Repeat every record exactly, but keep images out of the copy.
--------------------
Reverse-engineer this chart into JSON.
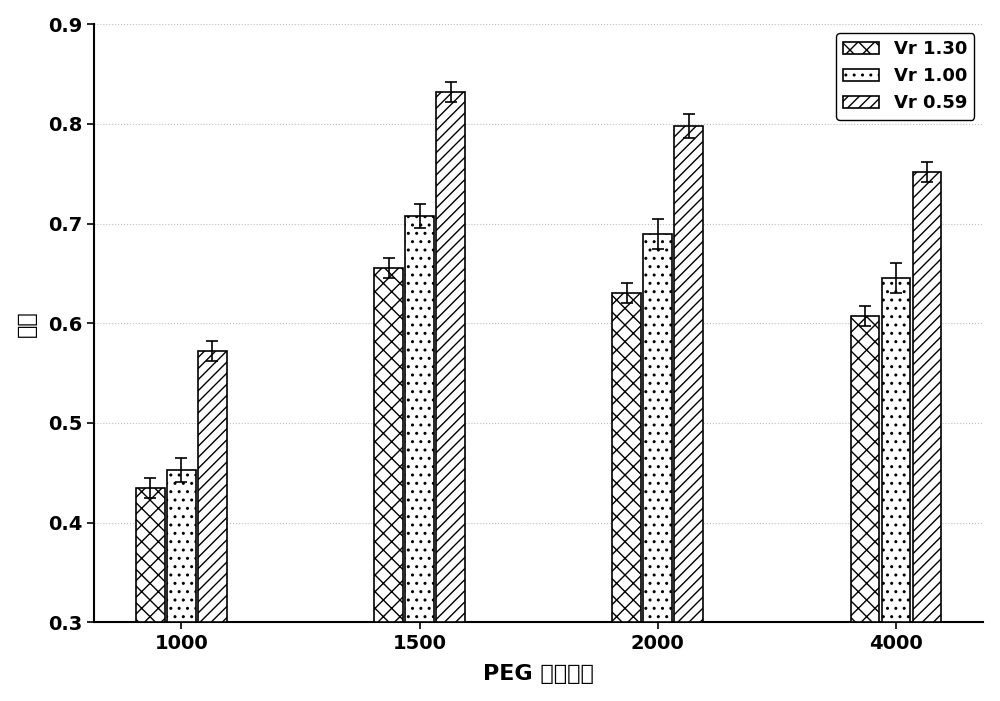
{
  "categories": [
    "1000",
    "1500",
    "2000",
    "4000"
  ],
  "series": [
    {
      "label": "Vr 1.30",
      "values": [
        0.435,
        0.655,
        0.63,
        0.607
      ],
      "errors": [
        0.01,
        0.01,
        0.01,
        0.01
      ],
      "hatch": "xx"
    },
    {
      "label": "Vr 1.00",
      "values": [
        0.453,
        0.708,
        0.69,
        0.645
      ],
      "errors": [
        0.012,
        0.012,
        0.015,
        0.015
      ],
      "hatch": ".."
    },
    {
      "label": "Vr 0.59",
      "values": [
        0.572,
        0.832,
        0.798,
        0.752
      ],
      "errors": [
        0.01,
        0.01,
        0.012,
        0.01
      ],
      "hatch": "///"
    }
  ],
  "xlabel": "PEG 分子质量",
  "ylabel": "纯度",
  "ylim": [
    0.3,
    0.9
  ],
  "yticks": [
    0.3,
    0.4,
    0.5,
    0.6,
    0.7,
    0.8,
    0.9
  ],
  "bar_width": 0.18,
  "group_positions": [
    1.0,
    2.5,
    4.0,
    5.5
  ],
  "facecolor": "white",
  "edgecolor": "black",
  "axis_fontsize": 16,
  "tick_fontsize": 14,
  "legend_fontsize": 13,
  "grid_linestyle": ":",
  "grid_color": "#b0b0b0",
  "grid_alpha": 0.8
}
--------------------
# [Full answer]
Reverse-engineer this chart into JSON.
{
  "categories": [
    "1000",
    "1500",
    "2000",
    "4000"
  ],
  "series": [
    {
      "label": "Vr 1.30",
      "values": [
        0.435,
        0.655,
        0.63,
        0.607
      ],
      "errors": [
        0.01,
        0.01,
        0.01,
        0.01
      ],
      "hatch": "xx"
    },
    {
      "label": "Vr 1.00",
      "values": [
        0.453,
        0.708,
        0.69,
        0.645
      ],
      "errors": [
        0.012,
        0.012,
        0.015,
        0.015
      ],
      "hatch": ".."
    },
    {
      "label": "Vr 0.59",
      "values": [
        0.572,
        0.832,
        0.798,
        0.752
      ],
      "errors": [
        0.01,
        0.01,
        0.012,
        0.01
      ],
      "hatch": "///"
    }
  ],
  "xlabel": "PEG 分子质量",
  "ylabel": "纯度",
  "ylim": [
    0.3,
    0.9
  ],
  "yticks": [
    0.3,
    0.4,
    0.5,
    0.6,
    0.7,
    0.8,
    0.9
  ],
  "bar_width": 0.18,
  "group_positions": [
    1.0,
    2.5,
    4.0,
    5.5
  ],
  "facecolor": "white",
  "edgecolor": "black",
  "axis_fontsize": 16,
  "tick_fontsize": 14,
  "legend_fontsize": 13,
  "grid_linestyle": ":",
  "grid_color": "#b0b0b0",
  "grid_alpha": 0.8
}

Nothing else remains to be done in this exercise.